Task statement =
Find every line in the records below that holds the word "JSON", and copy each one.

Data for this task =

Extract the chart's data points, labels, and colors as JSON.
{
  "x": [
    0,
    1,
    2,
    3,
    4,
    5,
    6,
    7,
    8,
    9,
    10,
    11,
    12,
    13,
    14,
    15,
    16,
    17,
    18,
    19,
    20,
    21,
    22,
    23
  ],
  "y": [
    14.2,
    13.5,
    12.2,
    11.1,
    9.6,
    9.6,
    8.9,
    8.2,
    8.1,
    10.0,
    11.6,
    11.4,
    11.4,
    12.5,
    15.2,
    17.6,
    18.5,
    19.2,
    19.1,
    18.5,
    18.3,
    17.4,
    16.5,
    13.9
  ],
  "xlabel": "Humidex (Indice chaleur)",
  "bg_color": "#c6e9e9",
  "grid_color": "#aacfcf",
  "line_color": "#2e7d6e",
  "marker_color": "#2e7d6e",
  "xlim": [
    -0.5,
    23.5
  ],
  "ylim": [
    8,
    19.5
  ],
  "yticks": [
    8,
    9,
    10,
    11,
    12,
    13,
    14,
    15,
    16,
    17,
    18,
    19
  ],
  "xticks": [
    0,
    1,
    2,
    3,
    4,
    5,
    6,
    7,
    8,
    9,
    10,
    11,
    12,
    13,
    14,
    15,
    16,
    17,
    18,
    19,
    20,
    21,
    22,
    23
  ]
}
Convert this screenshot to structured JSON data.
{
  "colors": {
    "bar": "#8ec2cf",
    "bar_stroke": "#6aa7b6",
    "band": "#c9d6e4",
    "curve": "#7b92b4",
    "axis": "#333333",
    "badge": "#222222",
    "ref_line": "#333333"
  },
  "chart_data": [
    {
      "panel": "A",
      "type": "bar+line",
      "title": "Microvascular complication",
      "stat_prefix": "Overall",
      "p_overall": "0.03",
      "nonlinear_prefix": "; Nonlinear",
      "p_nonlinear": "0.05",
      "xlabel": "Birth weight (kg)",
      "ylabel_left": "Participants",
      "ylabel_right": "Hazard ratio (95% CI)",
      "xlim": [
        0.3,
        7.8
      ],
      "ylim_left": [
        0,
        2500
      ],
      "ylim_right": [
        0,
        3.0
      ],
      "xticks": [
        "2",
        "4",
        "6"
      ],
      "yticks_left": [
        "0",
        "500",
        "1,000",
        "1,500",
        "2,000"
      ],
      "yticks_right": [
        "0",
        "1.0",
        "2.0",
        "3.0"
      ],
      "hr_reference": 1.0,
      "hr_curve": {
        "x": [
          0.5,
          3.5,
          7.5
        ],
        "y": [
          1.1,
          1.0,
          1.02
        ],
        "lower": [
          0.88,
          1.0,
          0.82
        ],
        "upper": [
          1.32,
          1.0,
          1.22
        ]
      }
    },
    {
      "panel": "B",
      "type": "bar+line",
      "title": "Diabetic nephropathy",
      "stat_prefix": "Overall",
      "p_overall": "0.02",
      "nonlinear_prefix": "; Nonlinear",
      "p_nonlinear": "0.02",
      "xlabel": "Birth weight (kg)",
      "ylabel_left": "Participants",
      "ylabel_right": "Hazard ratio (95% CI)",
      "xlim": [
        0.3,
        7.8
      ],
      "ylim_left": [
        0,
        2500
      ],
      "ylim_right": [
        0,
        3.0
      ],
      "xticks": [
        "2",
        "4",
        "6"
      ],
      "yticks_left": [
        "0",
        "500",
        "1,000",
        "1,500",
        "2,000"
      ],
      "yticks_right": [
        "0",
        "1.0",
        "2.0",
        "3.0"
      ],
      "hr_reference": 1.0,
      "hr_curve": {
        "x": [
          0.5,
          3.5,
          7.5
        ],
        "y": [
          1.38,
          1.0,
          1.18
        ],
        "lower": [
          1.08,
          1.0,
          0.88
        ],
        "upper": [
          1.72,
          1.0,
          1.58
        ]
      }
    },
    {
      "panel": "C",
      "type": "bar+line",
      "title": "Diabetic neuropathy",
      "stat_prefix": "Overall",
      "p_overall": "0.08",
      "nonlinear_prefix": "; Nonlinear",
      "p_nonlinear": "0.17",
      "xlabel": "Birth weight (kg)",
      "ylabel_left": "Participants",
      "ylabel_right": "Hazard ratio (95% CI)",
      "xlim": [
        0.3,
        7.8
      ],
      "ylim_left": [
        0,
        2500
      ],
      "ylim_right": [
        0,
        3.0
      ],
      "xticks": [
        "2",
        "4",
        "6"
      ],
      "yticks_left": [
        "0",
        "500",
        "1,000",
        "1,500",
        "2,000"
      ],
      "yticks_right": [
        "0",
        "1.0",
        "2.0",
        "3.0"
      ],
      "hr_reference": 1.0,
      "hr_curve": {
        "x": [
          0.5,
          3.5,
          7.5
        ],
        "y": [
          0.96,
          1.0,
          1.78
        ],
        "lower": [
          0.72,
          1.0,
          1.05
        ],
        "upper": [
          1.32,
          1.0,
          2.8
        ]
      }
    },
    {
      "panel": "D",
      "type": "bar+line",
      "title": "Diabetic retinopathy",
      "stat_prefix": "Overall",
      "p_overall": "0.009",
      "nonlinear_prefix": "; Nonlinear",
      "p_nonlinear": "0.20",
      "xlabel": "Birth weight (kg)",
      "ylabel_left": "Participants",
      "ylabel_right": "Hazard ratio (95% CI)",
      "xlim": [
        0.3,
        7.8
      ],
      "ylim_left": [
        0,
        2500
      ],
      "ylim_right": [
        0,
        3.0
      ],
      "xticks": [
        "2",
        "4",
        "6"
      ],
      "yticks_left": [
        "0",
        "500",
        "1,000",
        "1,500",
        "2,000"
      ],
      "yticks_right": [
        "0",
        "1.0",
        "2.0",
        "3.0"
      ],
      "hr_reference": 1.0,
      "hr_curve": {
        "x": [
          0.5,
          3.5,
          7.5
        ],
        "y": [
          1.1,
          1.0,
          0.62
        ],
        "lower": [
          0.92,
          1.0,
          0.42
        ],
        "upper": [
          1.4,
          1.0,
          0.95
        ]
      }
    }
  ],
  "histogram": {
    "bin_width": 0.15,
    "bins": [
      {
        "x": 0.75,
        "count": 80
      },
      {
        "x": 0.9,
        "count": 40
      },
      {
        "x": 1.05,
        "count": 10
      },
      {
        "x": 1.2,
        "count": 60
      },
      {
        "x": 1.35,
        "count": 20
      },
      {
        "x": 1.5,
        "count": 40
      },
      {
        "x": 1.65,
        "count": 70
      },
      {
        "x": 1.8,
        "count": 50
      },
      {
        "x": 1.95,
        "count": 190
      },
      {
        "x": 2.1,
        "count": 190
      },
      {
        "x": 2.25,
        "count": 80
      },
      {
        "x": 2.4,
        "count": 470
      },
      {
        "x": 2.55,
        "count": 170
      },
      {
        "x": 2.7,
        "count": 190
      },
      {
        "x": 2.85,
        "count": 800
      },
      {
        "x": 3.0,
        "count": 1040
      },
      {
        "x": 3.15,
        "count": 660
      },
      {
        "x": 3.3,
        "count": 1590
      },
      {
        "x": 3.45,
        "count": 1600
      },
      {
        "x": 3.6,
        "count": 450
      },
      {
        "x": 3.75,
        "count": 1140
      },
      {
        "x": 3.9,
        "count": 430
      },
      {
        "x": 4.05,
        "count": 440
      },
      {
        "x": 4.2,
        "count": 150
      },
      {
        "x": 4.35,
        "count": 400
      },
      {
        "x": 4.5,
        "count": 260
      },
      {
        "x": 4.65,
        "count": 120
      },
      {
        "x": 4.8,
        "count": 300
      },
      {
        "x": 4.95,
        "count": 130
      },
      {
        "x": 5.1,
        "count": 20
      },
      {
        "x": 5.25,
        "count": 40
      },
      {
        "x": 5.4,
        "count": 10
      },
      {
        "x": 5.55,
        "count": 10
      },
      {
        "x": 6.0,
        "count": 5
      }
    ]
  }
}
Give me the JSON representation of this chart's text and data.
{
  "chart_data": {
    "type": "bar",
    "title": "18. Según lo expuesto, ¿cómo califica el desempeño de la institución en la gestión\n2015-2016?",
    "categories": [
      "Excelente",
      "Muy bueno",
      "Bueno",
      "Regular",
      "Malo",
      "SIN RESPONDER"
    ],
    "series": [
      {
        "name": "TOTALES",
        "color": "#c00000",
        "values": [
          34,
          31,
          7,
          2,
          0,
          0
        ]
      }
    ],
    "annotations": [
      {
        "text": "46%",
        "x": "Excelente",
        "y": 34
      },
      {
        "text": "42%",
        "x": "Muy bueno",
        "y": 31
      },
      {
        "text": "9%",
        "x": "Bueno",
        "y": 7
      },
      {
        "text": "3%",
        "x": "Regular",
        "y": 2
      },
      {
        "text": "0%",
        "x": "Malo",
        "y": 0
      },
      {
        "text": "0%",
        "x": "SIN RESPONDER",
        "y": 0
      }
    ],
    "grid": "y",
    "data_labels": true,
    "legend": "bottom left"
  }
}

In response =
Extract the chart's data points, labels, and colors as JSON.
Convert this screenshot to structured JSON data.
Give me the JSON representation of this chart's text and data.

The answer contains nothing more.